### TEXT

It's scary for me, because everything I've done has been in a Linux, but it's also educational for me, because everything I've done has been in a Linux. If the systemd invasion results in a lot of attention going to the BSDs, it's not entirely a bad thing.



The biggest change will be that you might find it sometimes harder to get exotic hardware to work and that BSD tends to put stuff in different places. Most of your other unix knowledge (userland) will transfer just fine, the sysadmin stuff is a bit harder but learning another dialect of unix is along the lines of learning Spanish when you already know Italian.


FreeBSD always was targeted on running on servers. So if that's where you will run it then you should have minimal issues with drivers. If you plan to run it on desktop it might be more challenging.

Regarding sysadmin, I tend to disagree, I think it is the opposite, mainly due to great handbook they have (http://www.freebsd.org/doc/en_US.ISO8859-1/books/handbook/).

As suggested reading "man hier" is a great way to understand the filesystem layout. I personally also really like clear separation between the system and applications. For example all ports/packages are installed in /usr/local including configuration files (in /usr/local/etc).


FreeBSD is just much more organized, Linux is more of a hodge-podge.


Read the hier man page of your chosen BSD, first. It is a great eye opener. From there OpenBSD and FreeBSD have some great documentation (not sure / no slight intended to NetBSD or Dragon Fly BSD as I have not used them much).

######
### MATERIAL

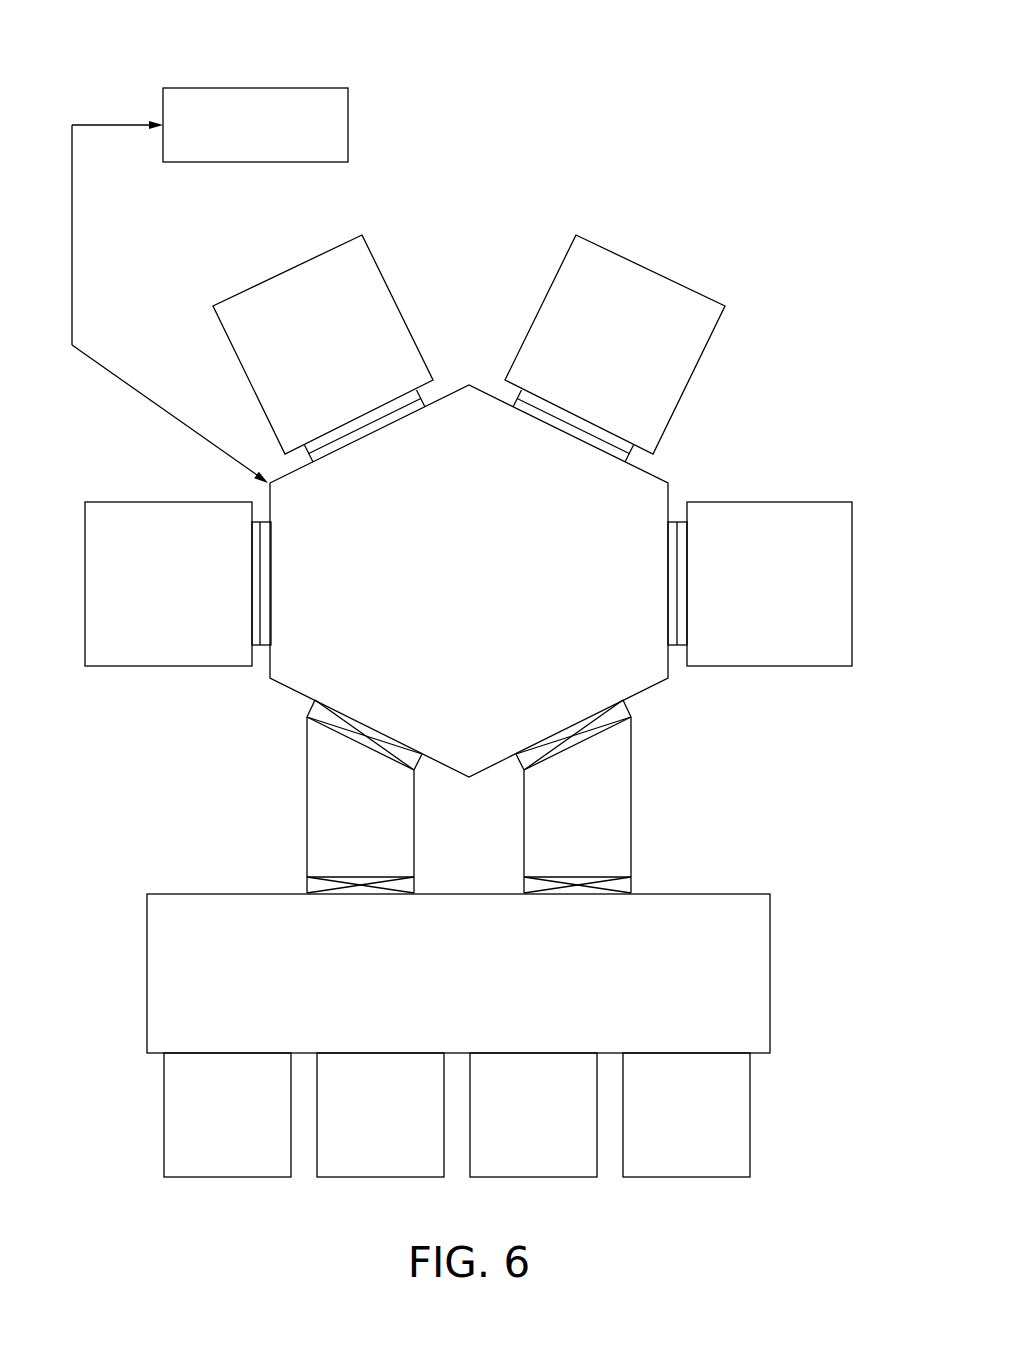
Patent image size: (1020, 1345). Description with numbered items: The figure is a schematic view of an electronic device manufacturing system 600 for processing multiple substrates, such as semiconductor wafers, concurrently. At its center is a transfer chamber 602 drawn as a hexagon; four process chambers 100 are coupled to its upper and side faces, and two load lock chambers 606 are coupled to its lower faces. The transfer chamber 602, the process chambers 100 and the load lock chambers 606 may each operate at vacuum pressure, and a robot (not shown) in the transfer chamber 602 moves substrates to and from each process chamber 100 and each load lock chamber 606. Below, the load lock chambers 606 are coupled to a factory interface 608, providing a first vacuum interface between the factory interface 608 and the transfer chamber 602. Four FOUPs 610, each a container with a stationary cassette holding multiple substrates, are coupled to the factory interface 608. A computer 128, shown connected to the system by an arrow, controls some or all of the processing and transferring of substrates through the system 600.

The process chamber 100 is at (305, 357).
The computer 128 is at (307, 88).
The electronic device manufacturing system 600 is at (649, 84).
The transfer chamber 602 is at (441, 597).
The load lock chamber 606 is at (332, 829).
The factory interface 608 is at (433, 992).
The FOUP 610 is at (202, 1129).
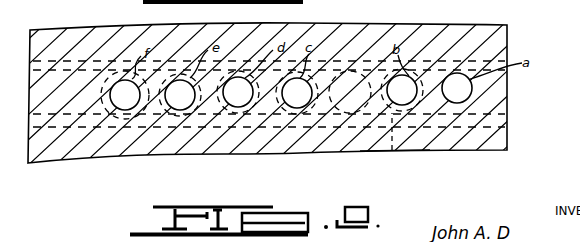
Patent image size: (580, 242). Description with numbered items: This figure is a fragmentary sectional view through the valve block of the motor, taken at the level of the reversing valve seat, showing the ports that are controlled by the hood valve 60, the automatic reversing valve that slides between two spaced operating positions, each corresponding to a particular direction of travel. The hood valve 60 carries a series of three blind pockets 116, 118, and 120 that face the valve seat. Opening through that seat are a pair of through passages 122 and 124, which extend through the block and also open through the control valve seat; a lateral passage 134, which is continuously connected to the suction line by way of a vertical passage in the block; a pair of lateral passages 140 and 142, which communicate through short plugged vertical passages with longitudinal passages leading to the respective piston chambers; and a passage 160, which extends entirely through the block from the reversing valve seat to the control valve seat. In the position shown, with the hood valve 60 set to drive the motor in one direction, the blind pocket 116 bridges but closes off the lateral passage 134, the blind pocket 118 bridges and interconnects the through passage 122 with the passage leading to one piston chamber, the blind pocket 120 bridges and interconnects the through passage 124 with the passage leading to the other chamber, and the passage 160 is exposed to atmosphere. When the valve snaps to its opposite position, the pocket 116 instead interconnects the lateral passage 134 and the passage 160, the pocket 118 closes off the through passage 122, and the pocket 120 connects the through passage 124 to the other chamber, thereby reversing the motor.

The hood valve 60 is at (323, 118).
The blind pocket 116 is at (392, 152).
The blind pocket 118 is at (262, 112).
The blind pocket 120 is at (147, 117).
The through passage 122 is at (300, 78).
The through passage 124 is at (181, 80).
The lateral passage 134 is at (416, 84).
The lateral passage 140 is at (120, 81).
The lateral passage 142 is at (243, 78).
The passage 160 is at (468, 91).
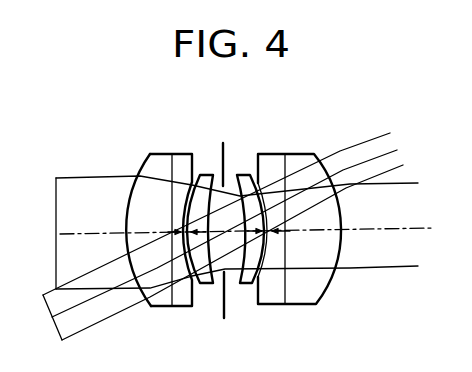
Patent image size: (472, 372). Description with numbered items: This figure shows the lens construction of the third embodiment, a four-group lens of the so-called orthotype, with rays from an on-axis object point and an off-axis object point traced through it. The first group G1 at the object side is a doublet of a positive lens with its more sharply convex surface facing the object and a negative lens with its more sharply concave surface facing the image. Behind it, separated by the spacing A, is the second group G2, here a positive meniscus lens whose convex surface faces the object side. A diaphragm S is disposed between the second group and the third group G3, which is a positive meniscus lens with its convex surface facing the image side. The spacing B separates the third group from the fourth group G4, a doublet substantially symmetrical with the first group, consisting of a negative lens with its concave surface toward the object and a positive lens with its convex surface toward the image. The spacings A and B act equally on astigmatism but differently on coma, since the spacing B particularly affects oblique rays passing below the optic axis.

The first group G1 is at (202, 124).
The second group G2 is at (209, 175).
The third group G3 is at (244, 175).
The fourth group G4 is at (328, 124).
The diaphragm S is at (223, 143).
The spacing between the first and the second group A is at (183, 231).
The spacing between the third and the fourth group B is at (268, 197).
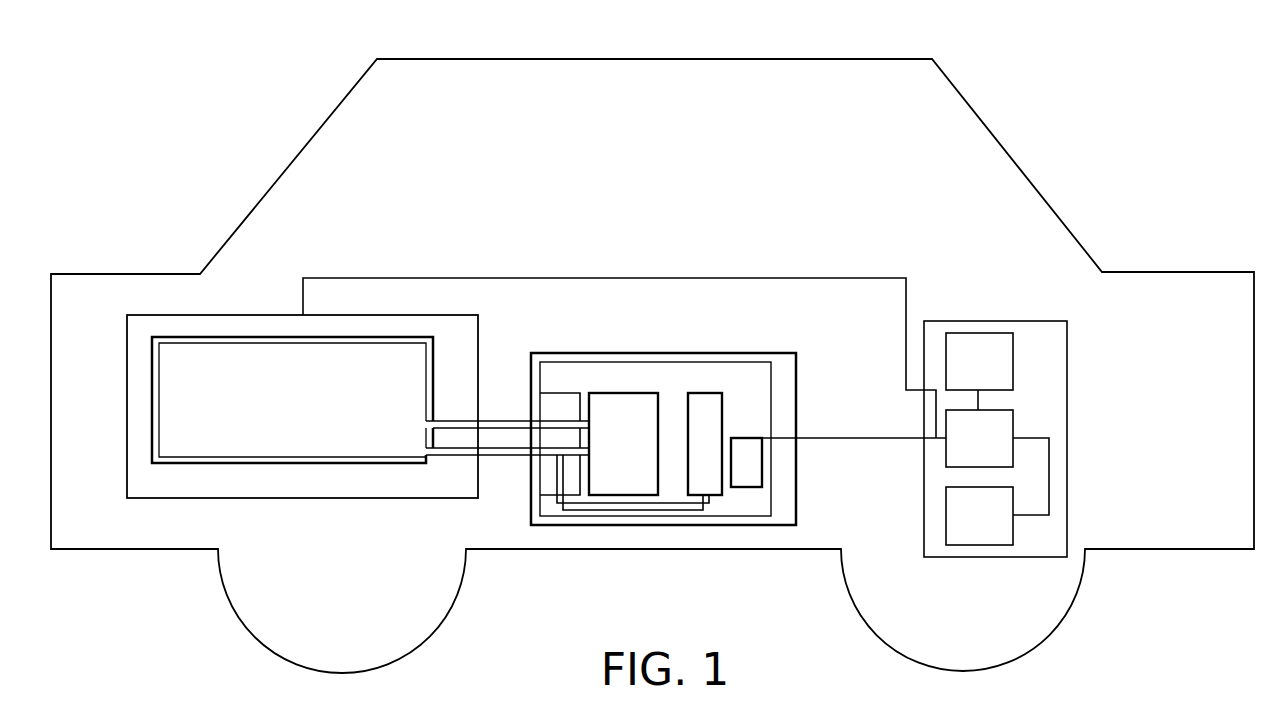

######

=== EXERCISE REQUIREMENTS ===
**1)** In the BSD discussion, repeat the part that opens with the words "Regarding sysadmin, I" and closes with "used them much).", substituting "patchwork" for "hodge-podge".
**2)** According to the BSD discussion, where does FreeBSD install ports and packages, and where do their configuration files go?

=== EXPECTED ANSWERS ===
**1)**
Regarding sysadmin, I tend to disagree, I think it is the opposite, mainly due to great handbook they have (http://www.freebsd.org/doc/en_US.ISO8859-1/books/handbook/).

As suggested reading "man hier" is a great way to understand the filesystem layout. I personally also really like clear separation between the system and applications. For example all ports/packages are installed in /usr/local including configuration files (in /usr/local/etc).


FreeBSD is just much more organized, Linux is more of a patchwork.


Read the hier man page of your chosen BSD, first. It is a great eye opener. From there OpenBSD and FreeBSD have some great documentation (not sure / no slight intended to NetBSD or Dragon Fly BSD as I have not used them much).

**2)** Ports and packages go in /usr/local, and their configuration files go in /usr/local/etc.